» **Exercise details**:
Collect all lines below with the string "name".

» **The input**:
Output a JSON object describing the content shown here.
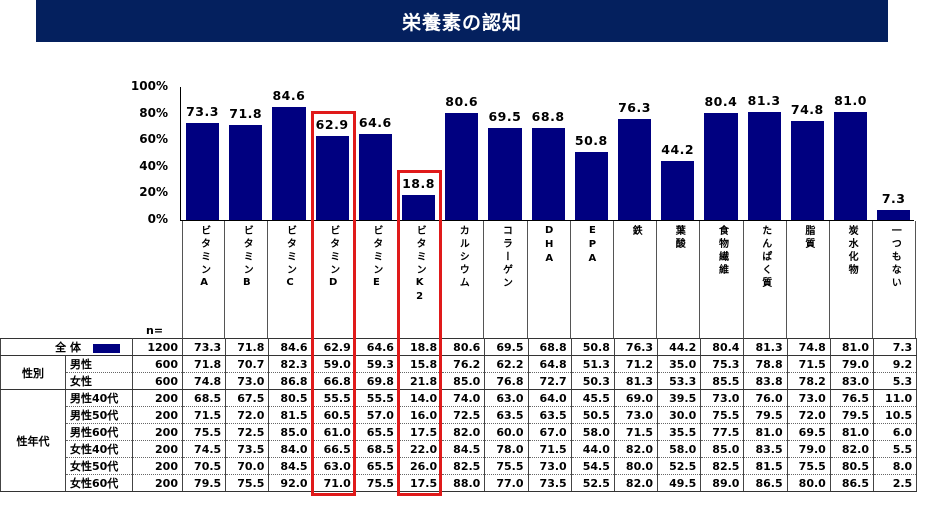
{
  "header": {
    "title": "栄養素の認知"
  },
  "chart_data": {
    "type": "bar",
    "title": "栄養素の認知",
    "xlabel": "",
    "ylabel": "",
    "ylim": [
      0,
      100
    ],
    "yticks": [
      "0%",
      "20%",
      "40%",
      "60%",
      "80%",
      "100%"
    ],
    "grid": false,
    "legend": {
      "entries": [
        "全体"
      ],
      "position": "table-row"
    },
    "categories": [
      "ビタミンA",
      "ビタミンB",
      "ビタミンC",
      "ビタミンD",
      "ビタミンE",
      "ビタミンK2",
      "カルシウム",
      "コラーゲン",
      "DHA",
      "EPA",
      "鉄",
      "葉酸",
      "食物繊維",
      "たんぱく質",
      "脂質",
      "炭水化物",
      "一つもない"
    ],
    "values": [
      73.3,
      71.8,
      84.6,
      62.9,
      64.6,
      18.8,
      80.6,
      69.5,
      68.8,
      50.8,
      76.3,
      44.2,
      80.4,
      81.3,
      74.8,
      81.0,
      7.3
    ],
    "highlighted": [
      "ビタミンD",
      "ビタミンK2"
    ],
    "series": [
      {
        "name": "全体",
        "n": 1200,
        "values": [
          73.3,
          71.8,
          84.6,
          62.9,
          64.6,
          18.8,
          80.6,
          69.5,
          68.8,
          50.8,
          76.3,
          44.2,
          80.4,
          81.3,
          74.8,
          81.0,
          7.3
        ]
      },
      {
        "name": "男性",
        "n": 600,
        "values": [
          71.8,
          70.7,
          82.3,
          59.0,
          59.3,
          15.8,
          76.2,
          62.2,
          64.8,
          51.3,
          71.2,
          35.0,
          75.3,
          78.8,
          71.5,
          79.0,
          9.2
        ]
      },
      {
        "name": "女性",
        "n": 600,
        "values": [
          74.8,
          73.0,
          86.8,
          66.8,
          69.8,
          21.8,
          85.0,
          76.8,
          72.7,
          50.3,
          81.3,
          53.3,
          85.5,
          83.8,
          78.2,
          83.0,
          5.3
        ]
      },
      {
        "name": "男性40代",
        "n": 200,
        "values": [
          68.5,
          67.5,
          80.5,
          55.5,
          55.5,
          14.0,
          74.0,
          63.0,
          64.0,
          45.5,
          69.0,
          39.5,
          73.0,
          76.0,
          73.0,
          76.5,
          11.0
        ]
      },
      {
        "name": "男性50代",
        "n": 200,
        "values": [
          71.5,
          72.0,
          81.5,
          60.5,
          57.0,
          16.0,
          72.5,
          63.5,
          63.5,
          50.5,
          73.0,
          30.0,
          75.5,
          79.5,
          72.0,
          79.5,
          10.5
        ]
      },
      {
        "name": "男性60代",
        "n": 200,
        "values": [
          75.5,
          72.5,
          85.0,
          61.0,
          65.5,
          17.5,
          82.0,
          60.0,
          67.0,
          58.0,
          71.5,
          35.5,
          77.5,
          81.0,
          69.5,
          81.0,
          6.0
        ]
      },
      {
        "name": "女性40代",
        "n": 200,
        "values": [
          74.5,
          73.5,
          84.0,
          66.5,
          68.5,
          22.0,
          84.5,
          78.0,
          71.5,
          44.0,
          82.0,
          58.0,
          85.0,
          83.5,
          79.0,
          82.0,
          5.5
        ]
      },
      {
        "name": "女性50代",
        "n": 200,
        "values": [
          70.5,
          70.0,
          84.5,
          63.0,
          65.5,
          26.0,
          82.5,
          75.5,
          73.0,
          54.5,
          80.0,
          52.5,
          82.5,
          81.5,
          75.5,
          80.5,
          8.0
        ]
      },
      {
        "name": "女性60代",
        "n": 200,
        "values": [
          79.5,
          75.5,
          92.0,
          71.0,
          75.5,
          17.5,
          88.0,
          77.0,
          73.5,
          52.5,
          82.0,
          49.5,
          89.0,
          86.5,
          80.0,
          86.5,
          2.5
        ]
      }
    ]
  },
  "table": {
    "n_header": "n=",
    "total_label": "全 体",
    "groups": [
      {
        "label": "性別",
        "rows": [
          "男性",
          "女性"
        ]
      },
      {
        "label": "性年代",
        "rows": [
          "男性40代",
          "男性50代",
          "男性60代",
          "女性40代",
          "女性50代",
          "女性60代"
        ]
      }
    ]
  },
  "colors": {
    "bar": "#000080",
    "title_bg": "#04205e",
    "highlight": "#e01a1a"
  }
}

» **Answer to the problem**:
        "name": "全体",
        "name": "男性",
        "name": "女性",
        "name": "男性40代",
        "name": "男性50代",
        "name": "男性60代",
        "name": "女性40代",
        "name": "女性50代",
        "name": "女性60代",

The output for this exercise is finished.